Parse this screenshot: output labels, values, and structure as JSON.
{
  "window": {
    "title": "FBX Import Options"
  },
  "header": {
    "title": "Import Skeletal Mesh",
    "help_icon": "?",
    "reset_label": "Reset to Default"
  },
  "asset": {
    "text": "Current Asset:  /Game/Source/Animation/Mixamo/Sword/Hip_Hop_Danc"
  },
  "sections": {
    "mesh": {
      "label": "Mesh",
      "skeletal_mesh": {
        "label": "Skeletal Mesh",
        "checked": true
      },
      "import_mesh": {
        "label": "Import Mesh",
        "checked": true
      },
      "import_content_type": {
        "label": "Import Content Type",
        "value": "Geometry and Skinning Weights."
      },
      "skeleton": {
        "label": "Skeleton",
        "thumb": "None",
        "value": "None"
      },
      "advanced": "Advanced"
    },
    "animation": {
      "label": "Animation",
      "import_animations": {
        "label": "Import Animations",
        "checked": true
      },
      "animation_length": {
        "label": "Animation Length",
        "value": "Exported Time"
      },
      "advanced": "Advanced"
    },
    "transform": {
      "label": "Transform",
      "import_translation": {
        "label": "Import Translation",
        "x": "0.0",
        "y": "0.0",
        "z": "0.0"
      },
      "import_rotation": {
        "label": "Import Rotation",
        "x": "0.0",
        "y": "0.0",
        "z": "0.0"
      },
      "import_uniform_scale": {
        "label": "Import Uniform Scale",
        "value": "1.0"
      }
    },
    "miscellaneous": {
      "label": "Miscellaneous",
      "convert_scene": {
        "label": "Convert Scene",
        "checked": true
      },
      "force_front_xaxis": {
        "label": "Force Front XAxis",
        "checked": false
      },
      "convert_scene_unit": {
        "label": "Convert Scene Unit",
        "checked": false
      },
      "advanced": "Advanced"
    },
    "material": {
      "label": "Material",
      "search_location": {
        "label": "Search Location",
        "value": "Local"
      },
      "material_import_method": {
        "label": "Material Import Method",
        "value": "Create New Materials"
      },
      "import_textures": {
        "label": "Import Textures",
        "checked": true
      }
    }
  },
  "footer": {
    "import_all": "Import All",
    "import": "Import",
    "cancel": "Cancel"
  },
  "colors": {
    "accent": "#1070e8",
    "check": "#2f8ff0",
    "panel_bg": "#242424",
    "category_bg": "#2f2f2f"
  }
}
------------------------------
Problem details: Write out every entry again, keeping each line exactly the same.

Output for this task:
Parse this screenshot: output labels, values, and structure as JSON.
{
  "window": {
    "title": "FBX Import Options"
  },
  "header": {
    "title": "Import Skeletal Mesh",
    "help_icon": "?",
    "reset_label": "Reset to Default"
  },
  "asset": {
    "text": "Current Asset:  /Game/Source/Animation/Mixamo/Sword/Hip_Hop_Danc"
  },
  "sections": {
    "mesh": {
      "label": "Mesh",
      "skeletal_mesh": {
        "label": "Skeletal Mesh",
        "checked": true
      },
      "import_mesh": {
        "label": "Import Mesh",
        "checked": true
      },
      "import_content_type": {
        "label": "Import Content Type",
        "value": "Geometry and Skinning Weights."
      },
      "skeleton": {
        "label": "Skeleton",
        "thumb": "None",
        "value": "None"
      },
      "advanced": "Advanced"
    },
    "animation": {
      "label": "Animation",
      "import_animations": {
        "label": "Import Animations",
        "checked": true
      },
      "animation_length": {
        "label": "Animation Length",
        "value": "Exported Time"
      },
      "advanced": "Advanced"
    },
    "transform": {
      "label": "Transform",
      "import_translation": {
        "label": "Import Translation",
        "x": "0.0",
        "y": "0.0",
        "z": "0.0"
      },
      "import_rotation": {
        "label": "Import Rotation",
        "x": "0.0",
        "y": "0.0",
        "z": "0.0"
      },
      "import_uniform_scale": {
        "label": "Import Uniform Scale",
        "value": "1.0"
      }
    },
    "miscellaneous": {
      "label": "Miscellaneous",
      "convert_scene": {
        "label": "Convert Scene",
        "checked": true
      },
      "force_front_xaxis": {
        "label": "Force Front XAxis",
        "checked": false
      },
      "convert_scene_unit": {
        "label": "Convert Scene Unit",
        "checked": false
      },
      "advanced": "Advanced"
    },
    "material": {
      "label": "Material",
      "search_location": {
        "label": "Search Location",
        "value": "Local"
      },
      "material_import_method": {
        "label": "Material Import Method",
        "value": "Create New Materials"
      },
      "import_textures": {
        "label": "Import Textures",
        "checked": true
      }
    }
  },
  "footer": {
    "import_all": "Import All",
    "import": "Import",
    "cancel": "Cancel"
  },
  "colors": {
    "accent": "#1070e8",
    "check": "#2f8ff0",
    "panel_bg": "#242424",
    "category_bg": "#2f2f2f"
  }
}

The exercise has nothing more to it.